=== 页面正文 ===

SHAOJIE'S BOOK

Posted 2023-10-12Updated 2025-01-30Tutorials12 minutes read (About 1771 words)

GCC Compiler Option 1 : Optimization Options

手册

# 会列出可选项
g++ -march=native -m32 ... -Q --help=target 
# 会列出O3默认开启和关闭选项
g++ -O3 -Q --help=optimizers

编译时最好按照其分类有效组织, 例子如下：

g++ 
# Warning Options
-Wall -Werror -Wno-unknown-pragmas -Wno-dangling-pointer 
# Program Instrumentation Options
-fno-stack-protector
# Code-Gen-Options
-fno-exceptions -funwind-tables -fasynchronous-unwind-tables
# C++ Dialect
-fabi-version=2 -faligned-new -fno-rtti
# define
-DPIN_CRT=1 -DTARGET_IA32E -DHOST_IA32E -fPIC -DTARGET_LINUX 
# include
-I../../../source/include/pin 
-I../../../source/include/pin/gen 
-isystem /staff/shaojiemike/Download/pin-3.28-98749-g6643ecee5-gcc-linux/extras/cxx/include 
-isystem /staff/shaojiemike/Download/pin-3.28-98749-g6643ecee5-gcc-linux/extras/crt/include 
-isystem /staff/shaojiemike/Download/pin-3.28-98749-g6643ecee5-gcc-linux/extras/crt/include/arch-x86_64 
-isystem /staff/shaojiemike/Download/pin-3.28-98749-g6643ecee5-gcc-linux/extras/crt/include/kernel/uapi 
-isystem /staff/shaojiemike/Download/pin-3.28-98749-g6643ecee5-gcc-linux/extras/crt/include/kernel/uapi/asm-x86 
-I../../../extras/components/include 
-I../../../extras/xed-intel64/include/xed 
-I../../../source/tools/Utils 
-I../../../source/tools/InstLib 
# Optimization Options
-O3 -fomit-frame-pointer -fno-strict-aliasing 
-c -o obj-intel64/inscount0.o inscount0.cpp

常见选项

-Wxxx 对 xxx 启动warning，
-fxxx 启动xxx的编译器功能。-fno-xxx 关闭对应选项？？？
-gxxx debug 相关
-mxxx 特定机器架构的选项

名称	含义
-Wall	打开常见的所有warning选项
-Werror	把warning当成error
-std=	C or C++ language standard. eg ‘c++11’ == ‘c++0x’ ‘c++17’ == ‘c++1z’, which ‘c++0x’,’c++17’ is develop codename
-Wunknown-pragmas	未知的pragma会报错（-Wno-unknown-pragmas 应该是相反的）
-fomit-frame-pointer	不生成栈帧指针,属于-O1优化
-Wstack-protector	没有防止堆栈崩溃的函数时warning (-fno-stack-protector)
-MMD	only user header files, not system header files.
-fexceptions	Enable exception handling.
-funwind-tables	Unwind tables contain debug frame information which is also necessary for the handling of such exceptions
-fasynchronous-unwind-tables	Generate unwind table in DWARF format. so it can be used for stack unwinding from asynchronous events
-fabi-version=n	Use version n of the C++ ABI. The default is version 0.(Version 2 is the version of the C++ ABI that first appeared in G++ 3.4, and was the default through G++ 4.9.) ABI: an application binary interface (ABI) is an interface between two binary program modules. Often, one of these modules is a library or operating system facility, and the other is a program that is being run by a user.

=== 数据 ===

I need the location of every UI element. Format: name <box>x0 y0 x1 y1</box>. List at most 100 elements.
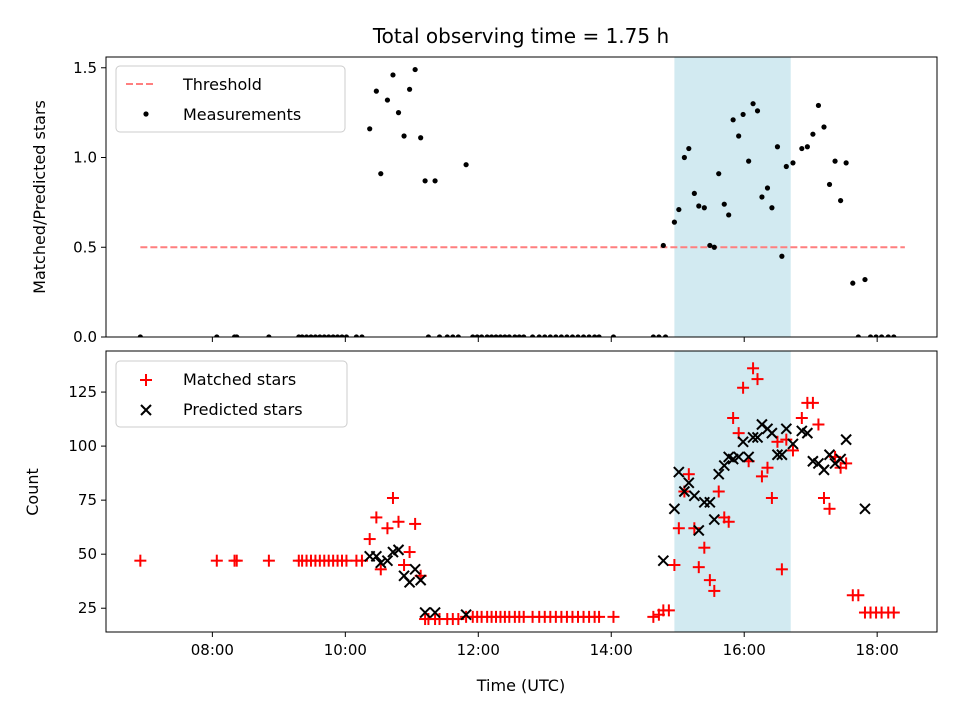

===

• 任务指令:
更新页面正文中以含有“-gxxx debug 相关”的词语开头、到“system header files.”为止的那一段，将其中的“栈帧指针”改为“帧指针”后完整写出。

• 问题解答:
-gxxx debug 相关
-mxxx 特定机器架构的选项

名称	含义
-Wall	打开常见的所有warning选项
-Werror	把warning当成error
-std=	C or C++ language standard. eg ‘c++11’ == ‘c++0x’ ‘c++17’ == ‘c++1z’, which ‘c++0x’,’c++17’ is develop codename
-Wunknown-pragmas	未知的pragma会报错（-Wno-unknown-pragmas 应该是相反的）
-fomit-frame-pointer	不生成帧指针,属于-O1优化
-Wstack-protector	没有防止堆栈崩溃的函数时warning (-fno-stack-protector)
-MMD	only user header files, not system header files.